Instruction:
Find the lines that include the string "this" and report how many there are. Give no other text.

Material provided:
:::::

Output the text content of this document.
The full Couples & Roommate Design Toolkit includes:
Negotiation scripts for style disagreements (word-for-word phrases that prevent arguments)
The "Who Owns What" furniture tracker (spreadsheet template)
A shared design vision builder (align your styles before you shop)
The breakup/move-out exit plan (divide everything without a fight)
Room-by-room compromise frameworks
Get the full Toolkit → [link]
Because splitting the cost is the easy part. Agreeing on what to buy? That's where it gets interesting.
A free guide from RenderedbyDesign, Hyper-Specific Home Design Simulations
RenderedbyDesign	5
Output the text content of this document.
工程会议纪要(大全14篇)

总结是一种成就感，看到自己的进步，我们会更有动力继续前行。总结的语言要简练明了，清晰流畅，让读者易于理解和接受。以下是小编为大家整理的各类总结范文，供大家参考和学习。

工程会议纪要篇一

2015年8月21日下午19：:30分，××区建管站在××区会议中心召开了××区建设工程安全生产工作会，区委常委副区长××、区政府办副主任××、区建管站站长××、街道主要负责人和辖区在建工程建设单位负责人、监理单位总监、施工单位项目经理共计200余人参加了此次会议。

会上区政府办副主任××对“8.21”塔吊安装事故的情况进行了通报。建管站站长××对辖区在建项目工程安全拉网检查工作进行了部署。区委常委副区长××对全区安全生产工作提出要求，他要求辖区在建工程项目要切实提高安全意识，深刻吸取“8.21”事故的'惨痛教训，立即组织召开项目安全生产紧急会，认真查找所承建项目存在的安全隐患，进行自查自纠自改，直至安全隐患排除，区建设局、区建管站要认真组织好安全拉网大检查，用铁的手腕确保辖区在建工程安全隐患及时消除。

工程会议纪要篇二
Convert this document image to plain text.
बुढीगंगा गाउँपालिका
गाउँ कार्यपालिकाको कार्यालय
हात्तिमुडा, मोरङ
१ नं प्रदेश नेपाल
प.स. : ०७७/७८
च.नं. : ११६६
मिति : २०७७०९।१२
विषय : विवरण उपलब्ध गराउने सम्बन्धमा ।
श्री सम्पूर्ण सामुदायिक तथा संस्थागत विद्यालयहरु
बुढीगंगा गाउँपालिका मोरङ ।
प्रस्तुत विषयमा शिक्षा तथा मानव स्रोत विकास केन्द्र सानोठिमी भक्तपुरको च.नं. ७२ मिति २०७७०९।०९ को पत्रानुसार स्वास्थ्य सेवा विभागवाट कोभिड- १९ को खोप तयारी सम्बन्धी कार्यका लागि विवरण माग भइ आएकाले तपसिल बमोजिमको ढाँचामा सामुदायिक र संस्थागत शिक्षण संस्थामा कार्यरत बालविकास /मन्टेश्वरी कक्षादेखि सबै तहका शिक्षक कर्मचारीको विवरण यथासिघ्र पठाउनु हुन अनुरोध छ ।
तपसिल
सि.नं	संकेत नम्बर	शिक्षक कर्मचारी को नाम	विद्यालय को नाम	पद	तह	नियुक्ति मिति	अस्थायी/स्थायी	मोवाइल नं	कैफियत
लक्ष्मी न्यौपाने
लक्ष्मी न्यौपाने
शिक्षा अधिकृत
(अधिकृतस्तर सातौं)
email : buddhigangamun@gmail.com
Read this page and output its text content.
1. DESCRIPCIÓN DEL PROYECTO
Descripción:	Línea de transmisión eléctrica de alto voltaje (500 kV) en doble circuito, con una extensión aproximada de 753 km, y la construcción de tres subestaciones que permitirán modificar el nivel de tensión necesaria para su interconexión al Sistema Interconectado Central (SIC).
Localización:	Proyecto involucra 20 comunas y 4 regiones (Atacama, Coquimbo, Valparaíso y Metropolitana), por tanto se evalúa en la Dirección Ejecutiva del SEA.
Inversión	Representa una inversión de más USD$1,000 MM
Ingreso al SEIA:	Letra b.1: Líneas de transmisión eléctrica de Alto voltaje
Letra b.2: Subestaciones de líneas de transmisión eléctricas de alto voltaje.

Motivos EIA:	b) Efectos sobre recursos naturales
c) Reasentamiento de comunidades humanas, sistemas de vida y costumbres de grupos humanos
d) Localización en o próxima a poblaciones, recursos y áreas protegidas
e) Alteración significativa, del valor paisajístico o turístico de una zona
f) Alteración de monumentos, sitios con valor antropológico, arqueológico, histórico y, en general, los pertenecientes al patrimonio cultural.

:::::

Expected output:
4